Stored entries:

════

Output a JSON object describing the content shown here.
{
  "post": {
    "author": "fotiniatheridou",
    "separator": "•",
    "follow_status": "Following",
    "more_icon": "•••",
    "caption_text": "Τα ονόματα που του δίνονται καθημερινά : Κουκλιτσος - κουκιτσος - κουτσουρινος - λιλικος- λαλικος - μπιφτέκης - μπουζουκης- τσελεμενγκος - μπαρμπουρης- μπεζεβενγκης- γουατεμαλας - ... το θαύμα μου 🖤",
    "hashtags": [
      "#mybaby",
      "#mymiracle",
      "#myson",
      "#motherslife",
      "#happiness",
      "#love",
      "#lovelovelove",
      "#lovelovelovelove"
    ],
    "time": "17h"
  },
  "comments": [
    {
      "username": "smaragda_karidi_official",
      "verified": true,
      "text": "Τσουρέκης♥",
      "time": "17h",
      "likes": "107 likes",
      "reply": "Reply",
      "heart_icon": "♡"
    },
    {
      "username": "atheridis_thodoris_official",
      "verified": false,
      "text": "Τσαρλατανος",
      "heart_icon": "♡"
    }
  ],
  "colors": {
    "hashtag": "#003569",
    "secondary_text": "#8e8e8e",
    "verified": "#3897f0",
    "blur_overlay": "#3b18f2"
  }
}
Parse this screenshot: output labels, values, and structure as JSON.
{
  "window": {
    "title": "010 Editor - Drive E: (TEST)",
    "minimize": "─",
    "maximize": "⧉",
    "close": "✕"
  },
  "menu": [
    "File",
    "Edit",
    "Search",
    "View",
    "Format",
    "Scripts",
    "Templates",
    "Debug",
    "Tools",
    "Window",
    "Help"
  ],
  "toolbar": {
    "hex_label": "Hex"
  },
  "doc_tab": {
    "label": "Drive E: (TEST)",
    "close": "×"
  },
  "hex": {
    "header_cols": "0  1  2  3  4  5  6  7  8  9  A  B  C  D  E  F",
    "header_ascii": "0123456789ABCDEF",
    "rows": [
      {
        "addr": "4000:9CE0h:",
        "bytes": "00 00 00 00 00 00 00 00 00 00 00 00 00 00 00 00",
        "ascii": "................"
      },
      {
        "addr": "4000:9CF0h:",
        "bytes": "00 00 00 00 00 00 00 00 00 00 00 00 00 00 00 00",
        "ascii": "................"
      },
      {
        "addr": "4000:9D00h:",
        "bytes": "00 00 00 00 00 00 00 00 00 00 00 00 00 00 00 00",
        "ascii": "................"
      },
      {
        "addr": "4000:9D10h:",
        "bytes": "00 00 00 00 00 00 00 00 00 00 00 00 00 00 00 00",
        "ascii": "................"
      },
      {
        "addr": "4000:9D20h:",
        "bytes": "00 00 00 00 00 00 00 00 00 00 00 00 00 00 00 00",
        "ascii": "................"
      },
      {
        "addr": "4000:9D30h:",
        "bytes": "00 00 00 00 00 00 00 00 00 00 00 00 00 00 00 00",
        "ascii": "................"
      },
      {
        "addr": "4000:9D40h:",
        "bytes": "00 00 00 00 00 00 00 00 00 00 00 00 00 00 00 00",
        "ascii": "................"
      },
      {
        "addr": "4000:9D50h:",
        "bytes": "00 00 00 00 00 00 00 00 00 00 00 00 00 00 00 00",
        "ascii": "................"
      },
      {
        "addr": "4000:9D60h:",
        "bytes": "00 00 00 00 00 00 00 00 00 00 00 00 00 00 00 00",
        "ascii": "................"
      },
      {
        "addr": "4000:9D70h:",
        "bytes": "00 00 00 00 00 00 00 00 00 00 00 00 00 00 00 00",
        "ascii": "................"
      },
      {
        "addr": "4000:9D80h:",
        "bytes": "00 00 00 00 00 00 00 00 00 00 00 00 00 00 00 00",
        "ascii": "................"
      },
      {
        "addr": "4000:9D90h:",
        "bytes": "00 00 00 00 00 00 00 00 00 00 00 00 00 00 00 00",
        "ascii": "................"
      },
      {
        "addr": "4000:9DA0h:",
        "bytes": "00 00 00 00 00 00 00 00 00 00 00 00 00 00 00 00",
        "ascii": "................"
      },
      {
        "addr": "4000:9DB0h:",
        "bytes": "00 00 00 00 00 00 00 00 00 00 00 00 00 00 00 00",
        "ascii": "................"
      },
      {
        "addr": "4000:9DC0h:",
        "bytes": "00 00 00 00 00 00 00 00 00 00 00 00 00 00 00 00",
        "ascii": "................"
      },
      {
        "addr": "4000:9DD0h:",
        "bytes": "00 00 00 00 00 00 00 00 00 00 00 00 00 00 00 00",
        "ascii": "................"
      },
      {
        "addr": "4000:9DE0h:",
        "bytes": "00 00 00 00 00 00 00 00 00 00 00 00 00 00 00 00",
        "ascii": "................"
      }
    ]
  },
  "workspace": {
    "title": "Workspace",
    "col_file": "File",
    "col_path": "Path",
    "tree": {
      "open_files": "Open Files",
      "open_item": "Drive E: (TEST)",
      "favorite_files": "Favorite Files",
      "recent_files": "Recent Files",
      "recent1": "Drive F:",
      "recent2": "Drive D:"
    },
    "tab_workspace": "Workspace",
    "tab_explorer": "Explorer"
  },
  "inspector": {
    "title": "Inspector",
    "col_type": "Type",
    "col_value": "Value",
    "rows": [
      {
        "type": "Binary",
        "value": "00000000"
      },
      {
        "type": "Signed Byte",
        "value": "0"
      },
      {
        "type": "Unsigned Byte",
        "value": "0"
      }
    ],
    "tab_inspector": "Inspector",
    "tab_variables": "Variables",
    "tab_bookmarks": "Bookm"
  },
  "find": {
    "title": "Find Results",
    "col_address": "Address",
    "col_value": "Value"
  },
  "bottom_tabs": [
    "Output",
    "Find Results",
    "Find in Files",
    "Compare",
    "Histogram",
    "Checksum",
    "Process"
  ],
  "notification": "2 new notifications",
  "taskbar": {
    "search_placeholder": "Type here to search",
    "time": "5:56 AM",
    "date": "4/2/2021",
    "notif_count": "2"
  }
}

════

Objective: Extract the complete listing verbatim.

Task answer:
Output a JSON object describing the content shown here.
{
  "post": {
    "author": "fotiniatheridou",
    "separator": "•",
    "follow_status": "Following",
    "more_icon": "•••",
    "caption_text": "Τα ονόματα που του δίνονται καθημερινά : Κουκλιτσος - κουκιτσος - κουτσουρινος - λιλικος- λαλικος - μπιφτέκης - μπουζουκης- τσελεμενγκος - μπαρμπουρης- μπεζεβενγκης- γουατεμαλας - ... το θαύμα μου 🖤",
    "hashtags": [
      "#mybaby",
      "#mymiracle",
      "#myson",
      "#motherslife",
      "#happiness",
      "#love",
      "#lovelovelove",
      "#lovelovelovelove"
    ],
    "time": "17h"
  },
  "comments": [
    {
      "username": "smaragda_karidi_official",
      "verified": true,
      "text": "Τσουρέκης♥",
      "time": "17h",
      "likes": "107 likes",
      "reply": "Reply",
      "heart_icon": "♡"
    },
    {
      "username": "atheridis_thodoris_official",
      "verified": false,
      "text": "Τσαρλατανος",
      "heart_icon": "♡"
    }
  ],
  "colors": {
    "hashtag": "#003569",
    "secondary_text": "#8e8e8e",
    "verified": "#3897f0",
    "blur_overlay": "#3b18f2"
  }
}
Parse this screenshot: output labels, values, and structure as JSON.
{
  "window": {
    "title": "010 Editor - Drive E: (TEST)",
    "minimize": "─",
    "maximize": "⧉",
    "close": "✕"
  },
  "menu": [
    "File",
    "Edit",
    "Search",
    "View",
    "Format",
    "Scripts",
    "Templates",
    "Debug",
    "Tools",
    "Window",
    "Help"
  ],
  "toolbar": {
    "hex_label": "Hex"
  },
  "doc_tab": {
    "label": "Drive E: (TEST)",
    "close": "×"
  },
  "hex": {
    "header_cols": "0  1  2  3  4  5  6  7  8  9  A  B  C  D  E  F",
    "header_ascii": "0123456789ABCDEF",
    "rows": [
      {
        "addr": "4000:9CE0h:",
        "bytes": "00 00 00 00 00 00 00 00 00 00 00 00 00 00 00 00",
        "ascii": "................"
      },
      {
        "addr": "4000:9CF0h:",
        "bytes": "00 00 00 00 00 00 00 00 00 00 00 00 00 00 00 00",
        "ascii": "................"
      },
      {
        "addr": "4000:9D00h:",
        "bytes": "00 00 00 00 00 00 00 00 00 00 00 00 00 00 00 00",
        "ascii": "................"
      },
      {
        "addr": "4000:9D10h:",
        "bytes": "00 00 00 00 00 00 00 00 00 00 00 00 00 00 00 00",
        "ascii": "................"
      },
      {
        "addr": "4000:9D20h:",
        "bytes": "00 00 00 00 00 00 00 00 00 00 00 00 00 00 00 00",
        "ascii": "................"
      },
      {
        "addr": "4000:9D30h:",
        "bytes": "00 00 00 00 00 00 00 00 00 00 00 00 00 00 00 00",
        "ascii": "................"
      },
      {
        "addr": "4000:9D40h:",
        "bytes": "00 00 00 00 00 00 00 00 00 00 00 00 00 00 00 00",
        "ascii": "................"
      },
      {
        "addr": "4000:9D50h:",
        "bytes": "00 00 00 00 00 00 00 00 00 00 00 00 00 00 00 00",
        "ascii": "................"
      },
      {
        "addr": "4000:9D60h:",
        "bytes": "00 00 00 00 00 00 00 00 00 00 00 00 00 00 00 00",
        "ascii": "................"
      },
      {
        "addr": "4000:9D70h:",
        "bytes": "00 00 00 00 00 00 00 00 00 00 00 00 00 00 00 00",
        "ascii": "................"
      },
      {
        "addr": "4000:9D80h:",
        "bytes": "00 00 00 00 00 00 00 00 00 00 00 00 00 00 00 00",
        "ascii": "................"
      },
      {
        "addr": "4000:9D90h:",
        "bytes": "00 00 00 00 00 00 00 00 00 00 00 00 00 00 00 00",
        "ascii": "................"
      },
      {
        "addr": "4000:9DA0h:",
        "bytes": "00 00 00 00 00 00 00 00 00 00 00 00 00 00 00 00",
        "ascii": "................"
      },
      {
        "addr": "4000:9DB0h:",
        "bytes": "00 00 00 00 00 00 00 00 00 00 00 00 00 00 00 00",
        "ascii": "................"
      },
      {
        "addr": "4000:9DC0h:",
        "bytes": "00 00 00 00 00 00 00 00 00 00 00 00 00 00 00 00",
        "ascii": "................"
      },
      {
        "addr": "4000:9DD0h:",
        "bytes": "00 00 00 00 00 00 00 00 00 00 00 00 00 00 00 00",
        "ascii": "................"
      },
      {
        "addr": "4000:9DE0h:",
        "bytes": "00 00 00 00 00 00 00 00 00 00 00 00 00 00 00 00",
        "ascii": "................"
      }
    ]
  },
  "workspace": {
    "title": "Workspace",
    "col_file": "File",
    "col_path": "Path",
    "tree": {
      "open_files": "Open Files",
      "open_item": "Drive E: (TEST)",
      "favorite_files": "Favorite Files",
      "recent_files": "Recent Files",
      "recent1": "Drive F:",
      "recent2": "Drive D:"
    },
    "tab_workspace": "Workspace",
    "tab_explorer": "Explorer"
  },
  "inspector": {
    "title": "Inspector",
    "col_type": "Type",
    "col_value": "Value",
    "rows": [
      {
        "type": "Binary",
        "value": "00000000"
      },
      {
        "type": "Signed Byte",
        "value": "0"
      },
      {
        "type": "Unsigned Byte",
        "value": "0"
      }
    ],
    "tab_inspector": "Inspector",
    "tab_variables": "Variables",
    "tab_bookmarks": "Bookm"
  },
  "find": {
    "title": "Find Results",
    "col_address": "Address",
    "col_value": "Value"
  },
  "bottom_tabs": [
    "Output",
    "Find Results",
    "Find in Files",
    "Compare",
    "Histogram",
    "Checksum",
    "Process"
  ],
  "notification": "2 new notifications",
  "taskbar": {
    "search_placeholder": "Type here to search",
    "time": "5:56 AM",
    "date": "4/2/2021",
    "notif_count": "2"
  }
}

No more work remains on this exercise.